-- Supplied information --
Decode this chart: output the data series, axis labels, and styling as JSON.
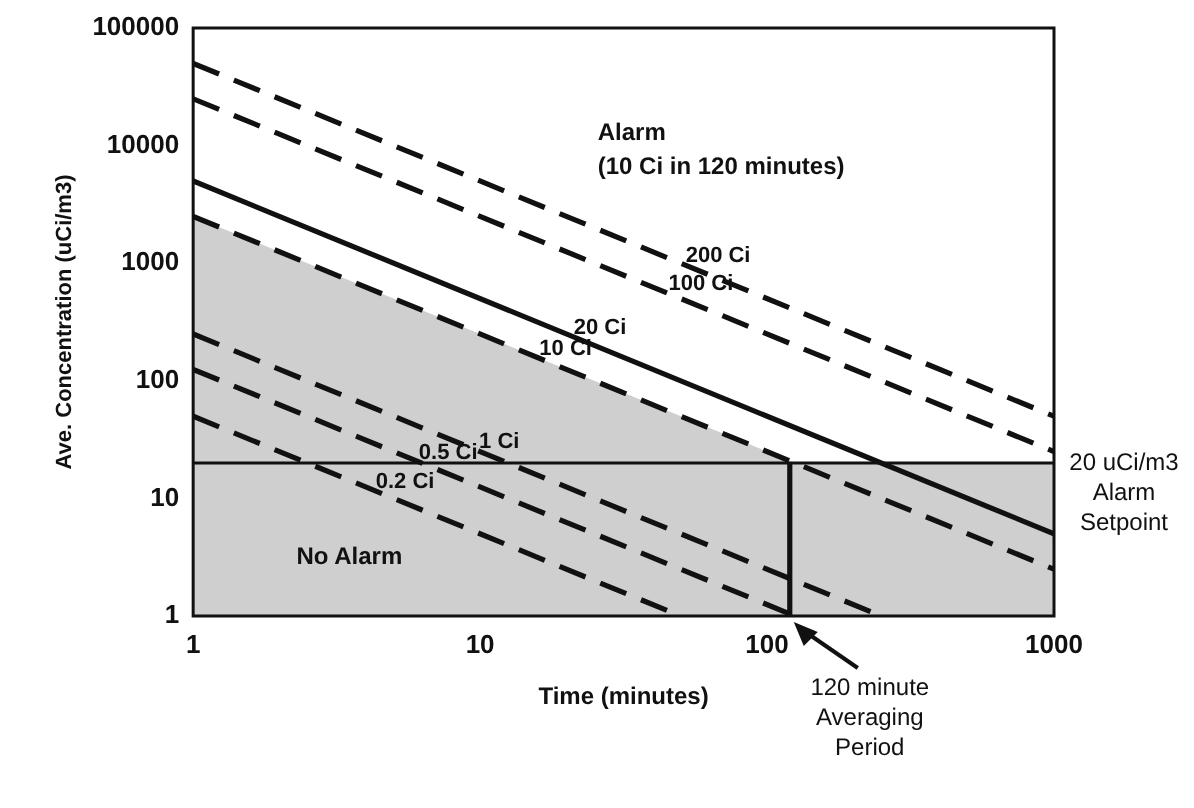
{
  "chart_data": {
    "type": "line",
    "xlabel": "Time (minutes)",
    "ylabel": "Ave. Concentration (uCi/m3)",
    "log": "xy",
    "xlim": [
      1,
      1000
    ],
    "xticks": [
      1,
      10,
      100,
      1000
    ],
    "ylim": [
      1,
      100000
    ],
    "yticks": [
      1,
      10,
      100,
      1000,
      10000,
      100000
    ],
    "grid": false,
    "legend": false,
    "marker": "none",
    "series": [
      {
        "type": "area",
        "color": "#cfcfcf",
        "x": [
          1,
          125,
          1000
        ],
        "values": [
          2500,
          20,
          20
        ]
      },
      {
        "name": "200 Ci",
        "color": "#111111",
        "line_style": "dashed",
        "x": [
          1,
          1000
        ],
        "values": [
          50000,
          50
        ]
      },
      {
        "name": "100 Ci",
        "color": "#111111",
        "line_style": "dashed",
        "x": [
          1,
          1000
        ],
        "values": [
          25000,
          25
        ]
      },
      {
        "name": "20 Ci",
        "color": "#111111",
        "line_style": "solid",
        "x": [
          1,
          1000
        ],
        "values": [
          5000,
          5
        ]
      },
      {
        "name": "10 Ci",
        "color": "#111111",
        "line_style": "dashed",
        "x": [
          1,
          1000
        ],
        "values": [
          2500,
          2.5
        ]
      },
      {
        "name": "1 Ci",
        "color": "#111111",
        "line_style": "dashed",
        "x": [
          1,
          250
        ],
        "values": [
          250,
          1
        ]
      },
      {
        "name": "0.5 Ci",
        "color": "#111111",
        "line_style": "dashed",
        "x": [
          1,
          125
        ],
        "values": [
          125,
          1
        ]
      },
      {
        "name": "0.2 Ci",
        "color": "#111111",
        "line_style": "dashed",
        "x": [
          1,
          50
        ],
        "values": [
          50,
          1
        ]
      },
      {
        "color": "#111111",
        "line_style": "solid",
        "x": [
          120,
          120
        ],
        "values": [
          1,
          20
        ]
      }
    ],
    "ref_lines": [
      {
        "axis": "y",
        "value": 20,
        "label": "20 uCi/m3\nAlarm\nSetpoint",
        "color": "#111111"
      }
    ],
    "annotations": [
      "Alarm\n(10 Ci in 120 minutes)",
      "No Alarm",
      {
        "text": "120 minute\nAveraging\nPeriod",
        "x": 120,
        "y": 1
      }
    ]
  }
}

-- Given instruction --
The pictures in the entries should be left out; output everything else exactly.

-- Result --
Decode this chart: output the data series, axis labels, and styling as JSON.
{
  "chart_data": {
    "type": "line",
    "xlabel": "Time (minutes)",
    "ylabel": "Ave. Concentration (uCi/m3)",
    "log": "xy",
    "xlim": [
      1,
      1000
    ],
    "xticks": [
      1,
      10,
      100,
      1000
    ],
    "ylim": [
      1,
      100000
    ],
    "yticks": [
      1,
      10,
      100,
      1000,
      10000,
      100000
    ],
    "grid": false,
    "legend": false,
    "marker": "none",
    "series": [
      {
        "type": "area",
        "color": "#cfcfcf",
        "x": [
          1,
          125,
          1000
        ],
        "values": [
          2500,
          20,
          20
        ]
      },
      {
        "name": "200 Ci",
        "color": "#111111",
        "line_style": "dashed",
        "x": [
          1,
          1000
        ],
        "values": [
          50000,
          50
        ]
      },
      {
        "name": "100 Ci",
        "color": "#111111",
        "line_style": "dashed",
        "x": [
          1,
          1000
        ],
        "values": [
          25000,
          25
        ]
      },
      {
        "name": "20 Ci",
        "color": "#111111",
        "line_style": "solid",
        "x": [
          1,
          1000
        ],
        "values": [
          5000,
          5
        ]
      },
      {
        "name": "10 Ci",
        "color": "#111111",
        "line_style": "dashed",
        "x": [
          1,
          1000
        ],
        "values": [
          2500,
          2.5
        ]
      },
      {
        "name": "1 Ci",
        "color": "#111111",
        "line_style": "dashed",
        "x": [
          1,
          250
        ],
        "values": [
          250,
          1
        ]
      },
      {
        "name": "0.5 Ci",
        "color": "#111111",
        "line_style": "dashed",
        "x": [
          1,
          125
        ],
        "values": [
          125,
          1
        ]
      },
      {
        "name": "0.2 Ci",
        "color": "#111111",
        "line_style": "dashed",
        "x": [
          1,
          50
        ],
        "values": [
          50,
          1
        ]
      },
      {
        "color": "#111111",
        "line_style": "solid",
        "x": [
          120,
          120
        ],
        "values": [
          1,
          20
        ]
      }
    ],
    "ref_lines": [
      {
        "axis": "y",
        "value": 20,
        "label": "20 uCi/m3\nAlarm\nSetpoint",
        "color": "#111111"
      }
    ],
    "annotations": [
      "Alarm\n(10 Ci in 120 minutes)",
      "No Alarm",
      {
        "text": "120 minute\nAveraging\nPeriod",
        "x": 120,
        "y": 1
      }
    ]
  }
}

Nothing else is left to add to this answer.